- **The data**:
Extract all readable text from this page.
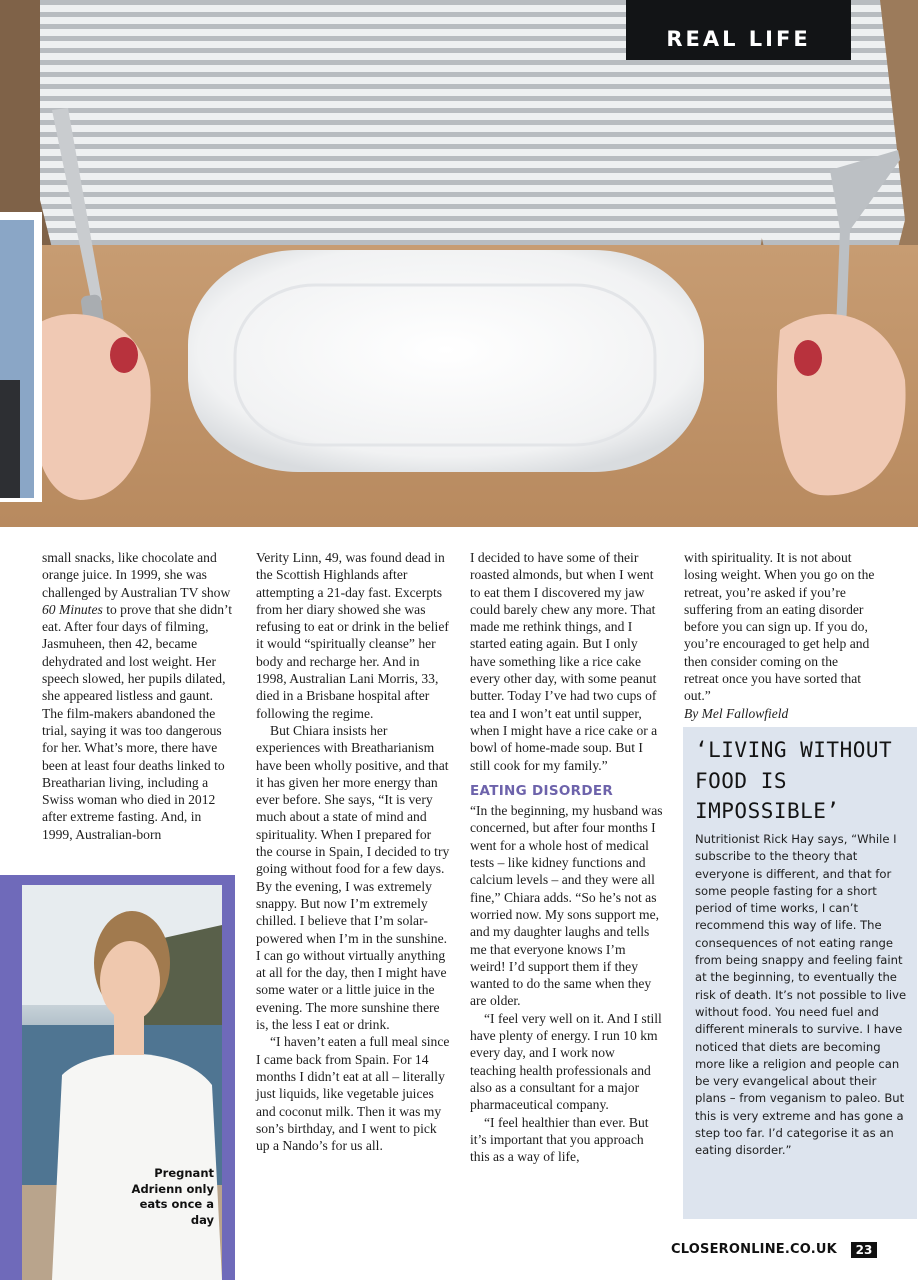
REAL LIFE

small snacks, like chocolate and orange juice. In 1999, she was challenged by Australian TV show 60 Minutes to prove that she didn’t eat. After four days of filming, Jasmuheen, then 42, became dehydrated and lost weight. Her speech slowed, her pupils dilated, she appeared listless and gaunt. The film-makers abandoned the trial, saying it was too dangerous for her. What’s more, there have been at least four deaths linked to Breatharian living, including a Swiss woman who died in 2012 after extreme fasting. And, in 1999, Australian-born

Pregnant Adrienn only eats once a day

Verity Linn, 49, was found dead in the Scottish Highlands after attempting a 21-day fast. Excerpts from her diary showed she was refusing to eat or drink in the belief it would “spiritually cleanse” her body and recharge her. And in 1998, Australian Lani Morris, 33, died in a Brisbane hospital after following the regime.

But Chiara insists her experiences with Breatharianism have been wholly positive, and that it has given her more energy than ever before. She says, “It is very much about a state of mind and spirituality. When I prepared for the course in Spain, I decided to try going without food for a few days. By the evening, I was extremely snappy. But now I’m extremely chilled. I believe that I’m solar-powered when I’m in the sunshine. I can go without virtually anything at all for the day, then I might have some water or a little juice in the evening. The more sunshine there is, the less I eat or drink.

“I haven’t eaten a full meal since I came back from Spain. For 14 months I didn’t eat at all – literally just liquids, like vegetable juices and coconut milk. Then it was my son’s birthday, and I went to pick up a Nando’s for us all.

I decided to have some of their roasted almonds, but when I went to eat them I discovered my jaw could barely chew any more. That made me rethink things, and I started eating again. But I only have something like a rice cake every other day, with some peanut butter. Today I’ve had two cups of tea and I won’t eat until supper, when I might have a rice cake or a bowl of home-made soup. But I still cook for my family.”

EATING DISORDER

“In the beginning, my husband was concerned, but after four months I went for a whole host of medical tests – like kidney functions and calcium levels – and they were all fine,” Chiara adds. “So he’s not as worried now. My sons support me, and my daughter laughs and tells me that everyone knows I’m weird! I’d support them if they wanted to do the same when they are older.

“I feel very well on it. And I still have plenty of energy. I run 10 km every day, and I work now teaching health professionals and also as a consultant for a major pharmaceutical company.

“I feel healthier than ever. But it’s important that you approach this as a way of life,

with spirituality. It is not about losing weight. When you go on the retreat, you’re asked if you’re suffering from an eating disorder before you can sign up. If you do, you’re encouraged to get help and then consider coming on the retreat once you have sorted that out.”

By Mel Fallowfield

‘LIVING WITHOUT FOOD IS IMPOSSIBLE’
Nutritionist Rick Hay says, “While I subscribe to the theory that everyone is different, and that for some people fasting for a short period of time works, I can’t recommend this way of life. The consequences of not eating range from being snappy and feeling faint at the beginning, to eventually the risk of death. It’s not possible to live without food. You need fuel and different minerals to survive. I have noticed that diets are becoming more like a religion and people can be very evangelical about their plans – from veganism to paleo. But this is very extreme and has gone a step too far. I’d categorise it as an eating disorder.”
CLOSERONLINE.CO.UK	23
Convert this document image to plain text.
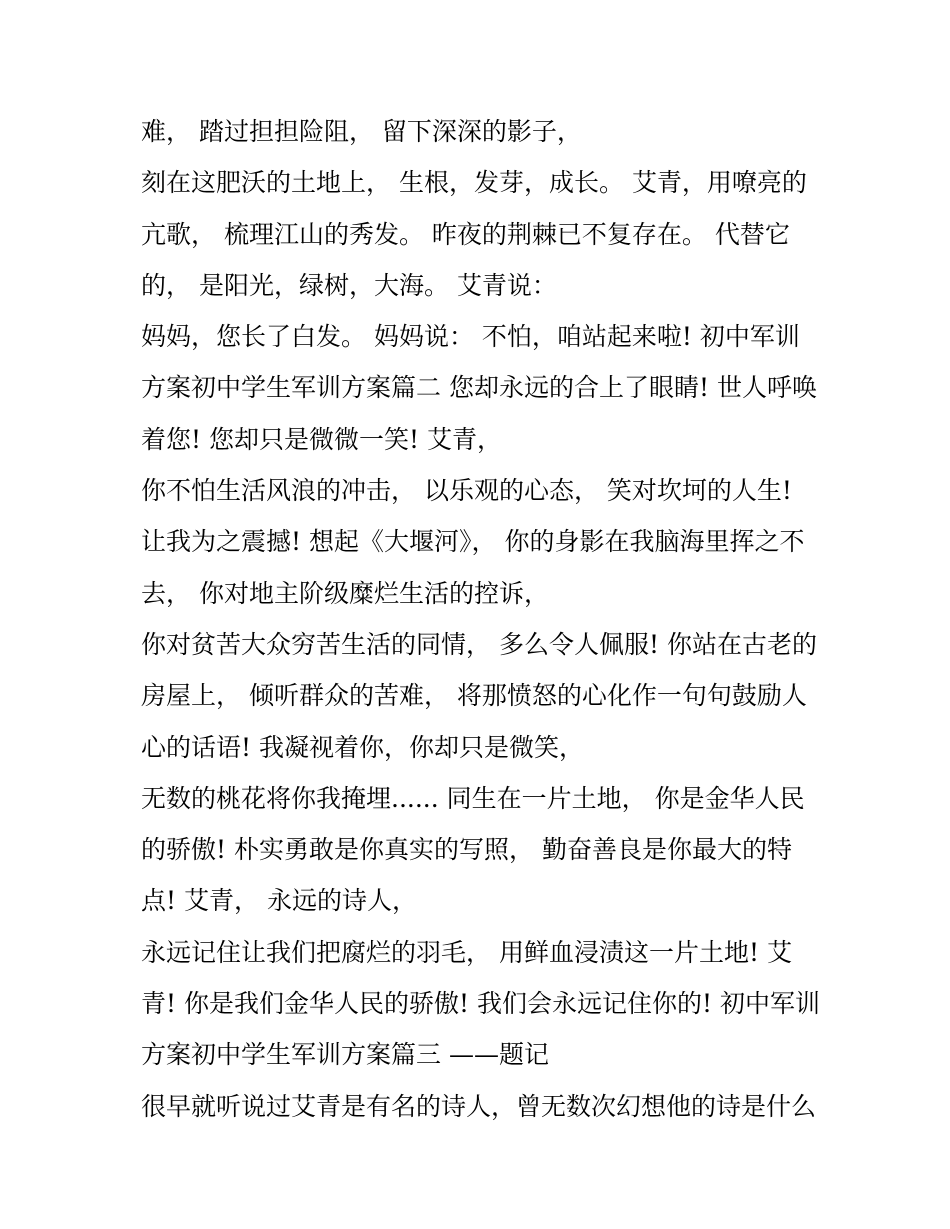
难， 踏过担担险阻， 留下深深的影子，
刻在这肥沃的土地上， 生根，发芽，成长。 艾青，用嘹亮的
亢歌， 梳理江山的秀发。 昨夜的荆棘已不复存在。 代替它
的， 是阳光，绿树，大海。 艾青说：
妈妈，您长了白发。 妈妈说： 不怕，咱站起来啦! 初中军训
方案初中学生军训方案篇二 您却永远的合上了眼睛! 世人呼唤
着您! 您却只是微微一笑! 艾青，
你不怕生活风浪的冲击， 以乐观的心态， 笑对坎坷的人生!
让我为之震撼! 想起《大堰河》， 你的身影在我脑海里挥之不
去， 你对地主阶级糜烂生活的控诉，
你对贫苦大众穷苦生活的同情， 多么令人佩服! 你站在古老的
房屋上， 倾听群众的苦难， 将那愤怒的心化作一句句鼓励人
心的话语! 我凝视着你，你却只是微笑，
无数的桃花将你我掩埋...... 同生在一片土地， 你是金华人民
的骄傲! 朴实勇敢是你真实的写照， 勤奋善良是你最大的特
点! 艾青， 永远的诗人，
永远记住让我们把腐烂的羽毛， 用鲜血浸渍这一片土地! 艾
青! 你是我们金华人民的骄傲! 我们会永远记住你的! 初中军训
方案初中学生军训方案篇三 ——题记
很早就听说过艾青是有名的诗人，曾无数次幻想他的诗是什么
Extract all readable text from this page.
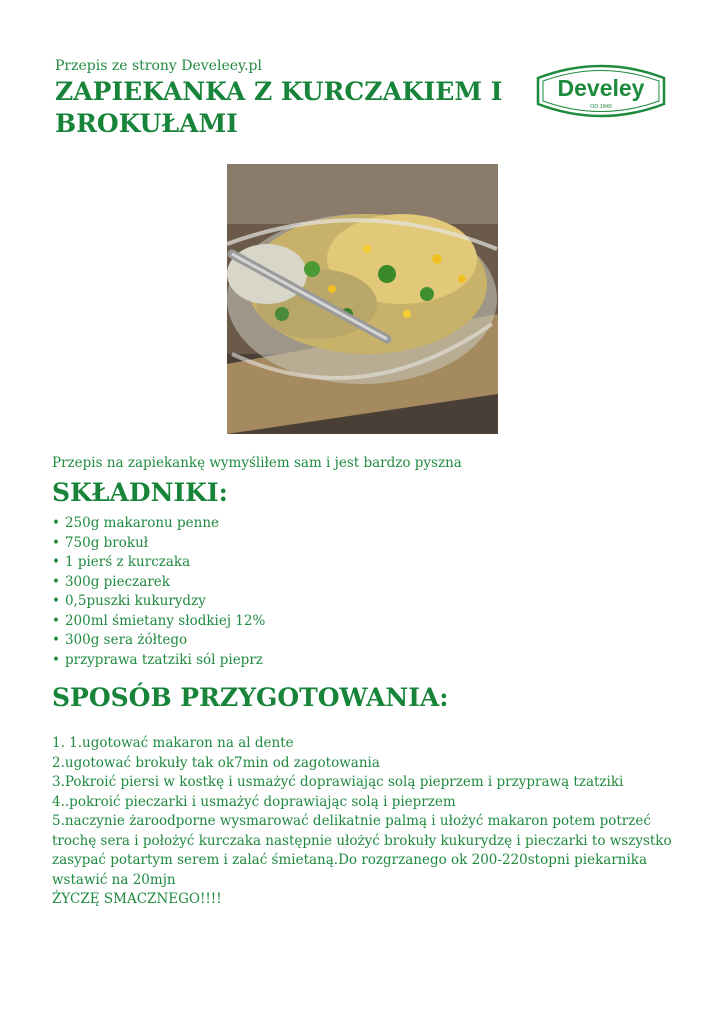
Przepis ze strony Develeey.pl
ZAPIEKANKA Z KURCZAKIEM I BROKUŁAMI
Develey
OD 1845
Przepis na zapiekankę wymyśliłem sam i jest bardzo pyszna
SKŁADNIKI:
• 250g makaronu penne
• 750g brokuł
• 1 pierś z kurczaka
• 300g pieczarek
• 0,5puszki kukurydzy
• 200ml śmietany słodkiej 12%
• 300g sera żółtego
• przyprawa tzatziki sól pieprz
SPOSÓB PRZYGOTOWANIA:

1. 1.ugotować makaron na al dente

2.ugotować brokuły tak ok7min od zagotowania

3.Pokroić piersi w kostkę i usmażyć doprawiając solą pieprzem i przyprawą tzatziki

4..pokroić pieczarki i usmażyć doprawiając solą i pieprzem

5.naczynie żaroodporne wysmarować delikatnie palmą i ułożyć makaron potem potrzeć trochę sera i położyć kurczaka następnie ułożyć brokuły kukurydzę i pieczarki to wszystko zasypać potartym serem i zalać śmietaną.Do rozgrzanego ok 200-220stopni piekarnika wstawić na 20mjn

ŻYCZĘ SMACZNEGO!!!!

- **Aim**: Pictures are excluded; copy every other part of the records exactly.

- **Solution to this problem**:
Extract all readable text from this page.
REAL LIFE

small snacks, like chocolate and orange juice. In 1999, she was challenged by Australian TV show 60 Minutes to prove that she didn’t eat. After four days of filming, Jasmuheen, then 42, became dehydrated and lost weight. Her speech slowed, her pupils dilated, she appeared listless and gaunt. The film-makers abandoned the trial, saying it was too dangerous for her. What’s more, there have been at least four deaths linked to Breatharian living, including a Swiss woman who died in 2012 after extreme fasting. And, in 1999, Australian-born

Pregnant Adrienn only eats once a day

Verity Linn, 49, was found dead in the Scottish Highlands after attempting a 21-day fast. Excerpts from her diary showed she was refusing to eat or drink in the belief it would “spiritually cleanse” her body and recharge her. And in 1998, Australian Lani Morris, 33, died in a Brisbane hospital after following the regime.

But Chiara insists her experiences with Breatharianism have been wholly positive, and that it has given her more energy than ever before. She says, “It is very much about a state of mind and spirituality. When I prepared for the course in Spain, I decided to try going without food for a few days. By the evening, I was extremely snappy. But now I’m extremely chilled. I believe that I’m solar-powered when I’m in the sunshine. I can go without virtually anything at all for the day, then I might have some water or a little juice in the evening. The more sunshine there is, the less I eat or drink.

“I haven’t eaten a full meal since I came back from Spain. For 14 months I didn’t eat at all – literally just liquids, like vegetable juices and coconut milk. Then it was my son’s birthday, and I went to pick up a Nando’s for us all.

I decided to have some of their roasted almonds, but when I went to eat them I discovered my jaw could barely chew any more. That made me rethink things, and I started eating again. But I only have something like a rice cake every other day, with some peanut butter. Today I’ve had two cups of tea and I won’t eat until supper, when I might have a rice cake or a bowl of home-made soup. But I still cook for my family.”

EATING DISORDER

“In the beginning, my husband was concerned, but after four months I went for a whole host of medical tests – like kidney functions and calcium levels – and they were all fine,” Chiara adds. “So he’s not as worried now. My sons support me, and my daughter laughs and tells me that everyone knows I’m weird! I’d support them if they wanted to do the same when they are older.

“I feel very well on it. And I still have plenty of energy. I run 10 km every day, and I work now teaching health professionals and also as a consultant for a major pharmaceutical company.

“I feel healthier than ever. But it’s important that you approach this as a way of life,

with spirituality. It is not about losing weight. When you go on the retreat, you’re asked if you’re suffering from an eating disorder before you can sign up. If you do, you’re encouraged to get help and then consider coming on the retreat once you have sorted that out.”

By Mel Fallowfield

‘LIVING WITHOUT FOOD IS IMPOSSIBLE’
Nutritionist Rick Hay says, “While I subscribe to the theory that everyone is different, and that for some people fasting for a short period of time works, I can’t recommend this way of life. The consequences of not eating range from being snappy and feeling faint at the beginning, to eventually the risk of death. It’s not possible to live without food. You need fuel and different minerals to survive. I have noticed that diets are becoming more like a religion and people can be very evangelical about their plans – from veganism to paleo. But this is very extreme and has gone a step too far. I’d categorise it as an eating disorder.”
CLOSERONLINE.CO.UK	23
Convert this document image to plain text.
难， 踏过担担险阻， 留下深深的影子，
刻在这肥沃的土地上， 生根，发芽，成长。 艾青，用嘹亮的
亢歌， 梳理江山的秀发。 昨夜的荆棘已不复存在。 代替它
的， 是阳光，绿树，大海。 艾青说：
妈妈，您长了白发。 妈妈说： 不怕，咱站起来啦! 初中军训
方案初中学生军训方案篇二 您却永远的合上了眼睛! 世人呼唤
着您! 您却只是微微一笑! 艾青，
你不怕生活风浪的冲击， 以乐观的心态， 笑对坎坷的人生!
让我为之震撼! 想起《大堰河》， 你的身影在我脑海里挥之不
去， 你对地主阶级糜烂生活的控诉，
你对贫苦大众穷苦生活的同情， 多么令人佩服! 你站在古老的
房屋上， 倾听群众的苦难， 将那愤怒的心化作一句句鼓励人
心的话语! 我凝视着你，你却只是微笑，
无数的桃花将你我掩埋...... 同生在一片土地， 你是金华人民
的骄傲! 朴实勇敢是你真实的写照， 勤奋善良是你最大的特
点! 艾青， 永远的诗人，
永远记住让我们把腐烂的羽毛， 用鲜血浸渍这一片土地! 艾
青! 你是我们金华人民的骄傲! 我们会永远记住你的! 初中军训
方案初中学生军训方案篇三 ——题记
很早就听说过艾青是有名的诗人，曾无数次幻想他的诗是什么
Extract all readable text from this page.
Przepis ze strony Develeey.pl
ZAPIEKANKA Z KURCZAKIEM I BROKUŁAMI
Develey
OD 1845
Przepis na zapiekankę wymyśliłem sam i jest bardzo pyszna
SKŁADNIKI:
• 250g makaronu penne
• 750g brokuł
• 1 pierś z kurczaka
• 300g pieczarek
• 0,5puszki kukurydzy
• 200ml śmietany słodkiej 12%
• 300g sera żółtego
• przyprawa tzatziki sól pieprz
SPOSÓB PRZYGOTOWANIA:

1. 1.ugotować makaron na al dente

2.ugotować brokuły tak ok7min od zagotowania

3.Pokroić piersi w kostkę i usmażyć doprawiając solą pieprzem i przyprawą tzatziki

4..pokroić pieczarki i usmażyć doprawiając solą i pieprzem

5.naczynie żaroodporne wysmarować delikatnie palmą i ułożyć makaron potem potrzeć trochę sera i położyć kurczaka następnie ułożyć brokuły kukurydzę i pieczarki to wszystko zasypać potartym serem i zalać śmietaną.Do rozgrzanego ok 200-220stopni piekarnika wstawić na 20mjn

ŻYCZĘ SMACZNEGO!!!!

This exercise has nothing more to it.